[Stored items]
○ ○ ○ ○
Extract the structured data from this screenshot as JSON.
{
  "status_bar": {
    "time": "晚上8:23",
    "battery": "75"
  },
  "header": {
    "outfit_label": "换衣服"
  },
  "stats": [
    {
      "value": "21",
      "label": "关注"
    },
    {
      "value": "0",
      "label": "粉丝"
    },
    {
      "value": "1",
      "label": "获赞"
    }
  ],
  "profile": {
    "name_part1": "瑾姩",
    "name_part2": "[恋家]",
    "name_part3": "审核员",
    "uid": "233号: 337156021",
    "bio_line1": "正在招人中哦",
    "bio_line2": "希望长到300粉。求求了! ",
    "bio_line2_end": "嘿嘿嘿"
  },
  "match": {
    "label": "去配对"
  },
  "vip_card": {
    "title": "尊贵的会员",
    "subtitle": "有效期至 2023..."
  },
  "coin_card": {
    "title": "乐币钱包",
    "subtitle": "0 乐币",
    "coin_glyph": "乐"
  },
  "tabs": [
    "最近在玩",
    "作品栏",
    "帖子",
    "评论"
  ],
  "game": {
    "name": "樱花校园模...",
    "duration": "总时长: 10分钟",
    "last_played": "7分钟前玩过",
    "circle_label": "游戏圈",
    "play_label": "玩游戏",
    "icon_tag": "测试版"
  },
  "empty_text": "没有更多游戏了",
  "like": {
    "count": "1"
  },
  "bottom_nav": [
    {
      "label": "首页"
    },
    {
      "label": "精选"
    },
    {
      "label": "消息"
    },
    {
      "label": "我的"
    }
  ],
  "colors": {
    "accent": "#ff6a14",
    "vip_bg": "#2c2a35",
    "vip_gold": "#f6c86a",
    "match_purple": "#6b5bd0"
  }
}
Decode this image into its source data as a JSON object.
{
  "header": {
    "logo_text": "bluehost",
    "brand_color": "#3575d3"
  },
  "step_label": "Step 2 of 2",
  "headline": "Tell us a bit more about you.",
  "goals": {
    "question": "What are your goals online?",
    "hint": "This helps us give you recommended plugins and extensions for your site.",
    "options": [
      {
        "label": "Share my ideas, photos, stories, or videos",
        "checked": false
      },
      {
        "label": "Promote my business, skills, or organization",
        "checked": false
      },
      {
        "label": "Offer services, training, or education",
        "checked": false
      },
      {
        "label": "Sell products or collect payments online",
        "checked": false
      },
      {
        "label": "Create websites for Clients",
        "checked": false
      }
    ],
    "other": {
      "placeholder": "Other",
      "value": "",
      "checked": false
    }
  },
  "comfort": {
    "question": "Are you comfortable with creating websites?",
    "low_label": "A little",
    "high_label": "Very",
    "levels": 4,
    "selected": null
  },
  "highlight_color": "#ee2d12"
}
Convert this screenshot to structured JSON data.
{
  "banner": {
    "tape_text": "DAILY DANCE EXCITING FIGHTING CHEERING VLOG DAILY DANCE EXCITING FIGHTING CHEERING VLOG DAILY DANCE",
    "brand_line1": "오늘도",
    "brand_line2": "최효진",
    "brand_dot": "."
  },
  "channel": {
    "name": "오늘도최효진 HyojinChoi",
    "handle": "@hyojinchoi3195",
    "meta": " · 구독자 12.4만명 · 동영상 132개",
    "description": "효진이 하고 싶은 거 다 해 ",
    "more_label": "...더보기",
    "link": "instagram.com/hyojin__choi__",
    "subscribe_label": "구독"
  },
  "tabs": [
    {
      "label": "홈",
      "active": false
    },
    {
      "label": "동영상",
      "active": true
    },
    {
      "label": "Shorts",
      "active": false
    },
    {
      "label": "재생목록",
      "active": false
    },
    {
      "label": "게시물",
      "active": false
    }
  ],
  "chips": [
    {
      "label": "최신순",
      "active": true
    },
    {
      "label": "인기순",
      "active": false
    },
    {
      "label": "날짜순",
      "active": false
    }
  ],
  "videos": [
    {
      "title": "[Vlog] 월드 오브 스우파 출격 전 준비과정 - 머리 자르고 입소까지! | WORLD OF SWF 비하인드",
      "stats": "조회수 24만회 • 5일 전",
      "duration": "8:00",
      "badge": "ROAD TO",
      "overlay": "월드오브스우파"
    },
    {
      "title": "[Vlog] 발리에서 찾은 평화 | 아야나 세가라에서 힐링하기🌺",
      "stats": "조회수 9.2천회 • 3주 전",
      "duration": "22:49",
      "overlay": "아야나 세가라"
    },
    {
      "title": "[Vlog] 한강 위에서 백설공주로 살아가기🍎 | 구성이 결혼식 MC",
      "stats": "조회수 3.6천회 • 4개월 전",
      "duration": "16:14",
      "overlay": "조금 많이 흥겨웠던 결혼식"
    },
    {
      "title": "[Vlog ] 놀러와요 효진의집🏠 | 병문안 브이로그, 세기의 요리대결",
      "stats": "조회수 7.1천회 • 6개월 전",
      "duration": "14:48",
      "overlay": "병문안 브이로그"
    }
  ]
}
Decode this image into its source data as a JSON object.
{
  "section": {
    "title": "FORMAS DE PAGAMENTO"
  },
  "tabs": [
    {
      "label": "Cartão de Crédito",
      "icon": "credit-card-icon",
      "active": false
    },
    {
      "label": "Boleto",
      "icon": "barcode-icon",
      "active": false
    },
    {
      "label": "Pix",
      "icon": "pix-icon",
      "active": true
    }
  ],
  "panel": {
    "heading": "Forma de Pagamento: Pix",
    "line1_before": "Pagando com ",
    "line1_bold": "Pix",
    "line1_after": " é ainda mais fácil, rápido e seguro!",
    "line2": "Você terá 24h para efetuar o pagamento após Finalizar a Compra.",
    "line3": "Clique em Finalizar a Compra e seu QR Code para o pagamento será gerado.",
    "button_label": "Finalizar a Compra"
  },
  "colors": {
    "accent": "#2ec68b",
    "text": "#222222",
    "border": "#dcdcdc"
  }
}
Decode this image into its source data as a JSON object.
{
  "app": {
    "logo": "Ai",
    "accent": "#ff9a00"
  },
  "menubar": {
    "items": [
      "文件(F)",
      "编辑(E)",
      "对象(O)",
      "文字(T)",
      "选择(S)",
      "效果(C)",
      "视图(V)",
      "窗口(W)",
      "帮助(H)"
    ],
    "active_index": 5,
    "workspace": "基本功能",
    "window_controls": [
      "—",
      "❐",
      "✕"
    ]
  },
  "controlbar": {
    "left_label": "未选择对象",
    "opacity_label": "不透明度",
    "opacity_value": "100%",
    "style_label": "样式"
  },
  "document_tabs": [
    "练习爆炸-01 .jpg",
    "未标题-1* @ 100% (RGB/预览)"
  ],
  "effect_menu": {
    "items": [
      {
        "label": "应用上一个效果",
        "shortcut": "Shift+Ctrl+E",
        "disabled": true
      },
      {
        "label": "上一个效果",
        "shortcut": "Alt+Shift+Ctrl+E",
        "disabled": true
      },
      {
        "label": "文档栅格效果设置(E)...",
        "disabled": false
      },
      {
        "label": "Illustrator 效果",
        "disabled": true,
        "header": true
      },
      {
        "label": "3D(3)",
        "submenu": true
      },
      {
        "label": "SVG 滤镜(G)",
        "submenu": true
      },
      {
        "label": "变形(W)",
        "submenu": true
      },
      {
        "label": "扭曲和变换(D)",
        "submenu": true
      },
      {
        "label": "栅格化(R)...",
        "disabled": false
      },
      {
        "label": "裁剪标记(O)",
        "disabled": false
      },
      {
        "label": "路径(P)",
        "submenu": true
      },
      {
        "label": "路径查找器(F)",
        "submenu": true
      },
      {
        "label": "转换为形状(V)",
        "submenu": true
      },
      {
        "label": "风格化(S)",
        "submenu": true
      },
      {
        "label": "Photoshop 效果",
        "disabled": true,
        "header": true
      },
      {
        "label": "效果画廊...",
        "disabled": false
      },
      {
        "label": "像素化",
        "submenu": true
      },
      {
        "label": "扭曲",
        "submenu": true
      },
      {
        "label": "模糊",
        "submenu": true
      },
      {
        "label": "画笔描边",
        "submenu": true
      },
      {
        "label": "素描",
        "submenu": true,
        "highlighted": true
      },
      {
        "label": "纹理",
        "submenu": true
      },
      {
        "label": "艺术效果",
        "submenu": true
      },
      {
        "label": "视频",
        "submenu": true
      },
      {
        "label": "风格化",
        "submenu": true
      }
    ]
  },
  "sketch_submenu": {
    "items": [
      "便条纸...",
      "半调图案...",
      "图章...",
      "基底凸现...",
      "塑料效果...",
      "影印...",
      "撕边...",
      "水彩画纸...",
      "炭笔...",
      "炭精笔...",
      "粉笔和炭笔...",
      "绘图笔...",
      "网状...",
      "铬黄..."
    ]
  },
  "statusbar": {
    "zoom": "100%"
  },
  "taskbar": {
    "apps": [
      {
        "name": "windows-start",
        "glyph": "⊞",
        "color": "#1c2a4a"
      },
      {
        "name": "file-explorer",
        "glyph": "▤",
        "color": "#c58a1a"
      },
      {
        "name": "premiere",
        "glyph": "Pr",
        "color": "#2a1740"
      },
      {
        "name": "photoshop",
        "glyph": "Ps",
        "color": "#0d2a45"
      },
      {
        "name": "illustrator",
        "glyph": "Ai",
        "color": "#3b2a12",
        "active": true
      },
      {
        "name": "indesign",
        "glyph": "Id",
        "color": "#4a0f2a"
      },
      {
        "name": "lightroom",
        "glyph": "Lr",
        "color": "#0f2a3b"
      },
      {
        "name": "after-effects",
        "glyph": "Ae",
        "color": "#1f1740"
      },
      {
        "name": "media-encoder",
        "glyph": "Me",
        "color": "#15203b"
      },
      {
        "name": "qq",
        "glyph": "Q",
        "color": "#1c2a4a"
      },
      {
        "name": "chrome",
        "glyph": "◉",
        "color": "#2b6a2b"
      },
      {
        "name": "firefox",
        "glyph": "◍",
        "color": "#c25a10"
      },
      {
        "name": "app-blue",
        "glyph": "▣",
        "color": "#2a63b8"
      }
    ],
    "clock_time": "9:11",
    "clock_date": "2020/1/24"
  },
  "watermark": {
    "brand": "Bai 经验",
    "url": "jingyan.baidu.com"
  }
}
○ ○ ○ ○
(GOAL OF THE EXERCISE)
Each line that has the word "duration" should be copied.

(CORRECT RESPONSE)
    "duration": "总时长: 10分钟",
      "duration": "8:00",
      "duration": "22:49",
      "duration": "16:14",
      "duration": "14:48",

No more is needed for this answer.